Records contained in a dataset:
[start]
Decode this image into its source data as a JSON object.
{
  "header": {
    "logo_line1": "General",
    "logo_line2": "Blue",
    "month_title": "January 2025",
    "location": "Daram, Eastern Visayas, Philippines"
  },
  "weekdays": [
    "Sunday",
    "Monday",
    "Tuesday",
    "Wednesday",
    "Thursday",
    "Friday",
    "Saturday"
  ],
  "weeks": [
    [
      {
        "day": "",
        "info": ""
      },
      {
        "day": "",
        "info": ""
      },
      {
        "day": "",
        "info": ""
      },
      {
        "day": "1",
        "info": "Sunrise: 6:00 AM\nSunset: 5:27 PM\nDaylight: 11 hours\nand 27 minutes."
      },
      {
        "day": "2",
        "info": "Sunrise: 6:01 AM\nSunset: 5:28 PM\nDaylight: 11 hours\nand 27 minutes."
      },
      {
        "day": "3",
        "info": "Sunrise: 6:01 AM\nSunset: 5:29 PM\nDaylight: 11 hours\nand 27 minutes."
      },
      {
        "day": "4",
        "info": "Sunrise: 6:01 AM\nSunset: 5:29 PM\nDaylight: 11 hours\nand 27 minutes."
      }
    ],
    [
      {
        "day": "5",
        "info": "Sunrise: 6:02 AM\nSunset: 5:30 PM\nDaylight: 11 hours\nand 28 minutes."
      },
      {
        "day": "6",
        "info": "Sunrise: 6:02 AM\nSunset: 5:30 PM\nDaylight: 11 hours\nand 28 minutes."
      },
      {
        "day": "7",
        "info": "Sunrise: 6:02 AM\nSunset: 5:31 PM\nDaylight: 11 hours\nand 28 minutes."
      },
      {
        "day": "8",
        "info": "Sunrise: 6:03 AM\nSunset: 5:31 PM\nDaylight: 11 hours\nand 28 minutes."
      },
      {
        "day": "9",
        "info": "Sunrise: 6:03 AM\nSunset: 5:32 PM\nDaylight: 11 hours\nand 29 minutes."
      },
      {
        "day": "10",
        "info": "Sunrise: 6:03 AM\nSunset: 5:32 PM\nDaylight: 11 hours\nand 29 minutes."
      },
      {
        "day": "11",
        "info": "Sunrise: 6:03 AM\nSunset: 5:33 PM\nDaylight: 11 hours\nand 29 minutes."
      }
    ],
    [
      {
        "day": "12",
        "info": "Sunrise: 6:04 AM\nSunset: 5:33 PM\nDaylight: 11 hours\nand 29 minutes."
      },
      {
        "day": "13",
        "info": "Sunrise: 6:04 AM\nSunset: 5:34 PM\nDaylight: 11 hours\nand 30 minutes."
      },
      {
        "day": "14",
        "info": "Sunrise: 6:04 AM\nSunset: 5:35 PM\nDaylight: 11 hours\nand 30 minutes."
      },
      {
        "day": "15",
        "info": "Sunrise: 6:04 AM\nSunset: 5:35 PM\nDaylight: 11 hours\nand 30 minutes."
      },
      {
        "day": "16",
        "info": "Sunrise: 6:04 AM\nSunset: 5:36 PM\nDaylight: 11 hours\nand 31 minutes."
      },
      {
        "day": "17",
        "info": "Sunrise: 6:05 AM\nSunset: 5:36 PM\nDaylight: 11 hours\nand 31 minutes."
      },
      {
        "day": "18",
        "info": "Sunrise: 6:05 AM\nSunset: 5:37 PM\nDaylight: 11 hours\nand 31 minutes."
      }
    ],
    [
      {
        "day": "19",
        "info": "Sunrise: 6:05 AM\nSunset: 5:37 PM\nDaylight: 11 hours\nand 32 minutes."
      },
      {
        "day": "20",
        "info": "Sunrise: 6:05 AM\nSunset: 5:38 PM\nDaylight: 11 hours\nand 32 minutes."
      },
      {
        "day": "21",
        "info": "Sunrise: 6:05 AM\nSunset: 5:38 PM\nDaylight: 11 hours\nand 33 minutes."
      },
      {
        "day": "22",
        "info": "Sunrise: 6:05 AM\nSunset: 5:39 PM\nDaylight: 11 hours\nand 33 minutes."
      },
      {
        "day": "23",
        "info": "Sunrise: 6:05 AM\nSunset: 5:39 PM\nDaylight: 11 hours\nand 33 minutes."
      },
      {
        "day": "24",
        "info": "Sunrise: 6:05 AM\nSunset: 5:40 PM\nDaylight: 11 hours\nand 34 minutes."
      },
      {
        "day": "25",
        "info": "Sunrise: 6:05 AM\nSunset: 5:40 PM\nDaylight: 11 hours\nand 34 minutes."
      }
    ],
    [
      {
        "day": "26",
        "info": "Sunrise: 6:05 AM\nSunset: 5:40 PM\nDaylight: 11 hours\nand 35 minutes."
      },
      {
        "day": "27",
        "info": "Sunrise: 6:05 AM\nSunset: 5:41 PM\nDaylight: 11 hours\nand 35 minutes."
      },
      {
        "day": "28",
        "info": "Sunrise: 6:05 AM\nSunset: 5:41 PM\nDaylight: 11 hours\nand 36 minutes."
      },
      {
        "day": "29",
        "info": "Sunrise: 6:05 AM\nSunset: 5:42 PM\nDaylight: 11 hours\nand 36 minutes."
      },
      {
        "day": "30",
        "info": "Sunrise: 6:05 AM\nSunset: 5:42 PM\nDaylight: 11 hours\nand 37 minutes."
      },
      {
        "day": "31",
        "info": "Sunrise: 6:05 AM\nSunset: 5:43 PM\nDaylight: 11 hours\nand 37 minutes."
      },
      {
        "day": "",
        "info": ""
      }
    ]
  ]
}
[end]
> **Given task**
Using the data above, print every record exactly as shown.

> **Solution to the problem**
Decode this image into its source data as a JSON object.
{
  "header": {
    "logo_line1": "General",
    "logo_line2": "Blue",
    "month_title": "January 2025",
    "location": "Daram, Eastern Visayas, Philippines"
  },
  "weekdays": [
    "Sunday",
    "Monday",
    "Tuesday",
    "Wednesday",
    "Thursday",
    "Friday",
    "Saturday"
  ],
  "weeks": [
    [
      {
        "day": "",
        "info": ""
      },
      {
        "day": "",
        "info": ""
      },
      {
        "day": "",
        "info": ""
      },
      {
        "day": "1",
        "info": "Sunrise: 6:00 AM\nSunset: 5:27 PM\nDaylight: 11 hours\nand 27 minutes."
      },
      {
        "day": "2",
        "info": "Sunrise: 6:01 AM\nSunset: 5:28 PM\nDaylight: 11 hours\nand 27 minutes."
      },
      {
        "day": "3",
        "info": "Sunrise: 6:01 AM\nSunset: 5:29 PM\nDaylight: 11 hours\nand 27 minutes."
      },
      {
        "day": "4",
        "info": "Sunrise: 6:01 AM\nSunset: 5:29 PM\nDaylight: 11 hours\nand 27 minutes."
      }
    ],
    [
      {
        "day": "5",
        "info": "Sunrise: 6:02 AM\nSunset: 5:30 PM\nDaylight: 11 hours\nand 28 minutes."
      },
      {
        "day": "6",
        "info": "Sunrise: 6:02 AM\nSunset: 5:30 PM\nDaylight: 11 hours\nand 28 minutes."
      },
      {
        "day": "7",
        "info": "Sunrise: 6:02 AM\nSunset: 5:31 PM\nDaylight: 11 hours\nand 28 minutes."
      },
      {
        "day": "8",
        "info": "Sunrise: 6:03 AM\nSunset: 5:31 PM\nDaylight: 11 hours\nand 28 minutes."
      },
      {
        "day": "9",
        "info": "Sunrise: 6:03 AM\nSunset: 5:32 PM\nDaylight: 11 hours\nand 29 minutes."
      },
      {
        "day": "10",
        "info": "Sunrise: 6:03 AM\nSunset: 5:32 PM\nDaylight: 11 hours\nand 29 minutes."
      },
      {
        "day": "11",
        "info": "Sunrise: 6:03 AM\nSunset: 5:33 PM\nDaylight: 11 hours\nand 29 minutes."
      }
    ],
    [
      {
        "day": "12",
        "info": "Sunrise: 6:04 AM\nSunset: 5:33 PM\nDaylight: 11 hours\nand 29 minutes."
      },
      {
        "day": "13",
        "info": "Sunrise: 6:04 AM\nSunset: 5:34 PM\nDaylight: 11 hours\nand 30 minutes."
      },
      {
        "day": "14",
        "info": "Sunrise: 6:04 AM\nSunset: 5:35 PM\nDaylight: 11 hours\nand 30 minutes."
      },
      {
        "day": "15",
        "info": "Sunrise: 6:04 AM\nSunset: 5:35 PM\nDaylight: 11 hours\nand 30 minutes."
      },
      {
        "day": "16",
        "info": "Sunrise: 6:04 AM\nSunset: 5:36 PM\nDaylight: 11 hours\nand 31 minutes."
      },
      {
        "day": "17",
        "info": "Sunrise: 6:05 AM\nSunset: 5:36 PM\nDaylight: 11 hours\nand 31 minutes."
      },
      {
        "day": "18",
        "info": "Sunrise: 6:05 AM\nSunset: 5:37 PM\nDaylight: 11 hours\nand 31 minutes."
      }
    ],
    [
      {
        "day": "19",
        "info": "Sunrise: 6:05 AM\nSunset: 5:37 PM\nDaylight: 11 hours\nand 32 minutes."
      },
      {
        "day": "20",
        "info": "Sunrise: 6:05 AM\nSunset: 5:38 PM\nDaylight: 11 hours\nand 32 minutes."
      },
      {
        "day": "21",
        "info": "Sunrise: 6:05 AM\nSunset: 5:38 PM\nDaylight: 11 hours\nand 33 minutes."
      },
      {
        "day": "22",
        "info": "Sunrise: 6:05 AM\nSunset: 5:39 PM\nDaylight: 11 hours\nand 33 minutes."
      },
      {
        "day": "23",
        "info": "Sunrise: 6:05 AM\nSunset: 5:39 PM\nDaylight: 11 hours\nand 33 minutes."
      },
      {
        "day": "24",
        "info": "Sunrise: 6:05 AM\nSunset: 5:40 PM\nDaylight: 11 hours\nand 34 minutes."
      },
      {
        "day": "25",
        "info": "Sunrise: 6:05 AM\nSunset: 5:40 PM\nDaylight: 11 hours\nand 34 minutes."
      }
    ],
    [
      {
        "day": "26",
        "info": "Sunrise: 6:05 AM\nSunset: 5:40 PM\nDaylight: 11 hours\nand 35 minutes."
      },
      {
        "day": "27",
        "info": "Sunrise: 6:05 AM\nSunset: 5:41 PM\nDaylight: 11 hours\nand 35 minutes."
      },
      {
        "day": "28",
        "info": "Sunrise: 6:05 AM\nSunset: 5:41 PM\nDaylight: 11 hours\nand 36 minutes."
      },
      {
        "day": "29",
        "info": "Sunrise: 6:05 AM\nSunset: 5:42 PM\nDaylight: 11 hours\nand 36 minutes."
      },
      {
        "day": "30",
        "info": "Sunrise: 6:05 AM\nSunset: 5:42 PM\nDaylight: 11 hours\nand 37 minutes."
      },
      {
        "day": "31",
        "info": "Sunrise: 6:05 AM\nSunset: 5:43 PM\nDaylight: 11 hours\nand 37 minutes."
      },
      {
        "day": "",
        "info": ""
      }
    ]
  ]
}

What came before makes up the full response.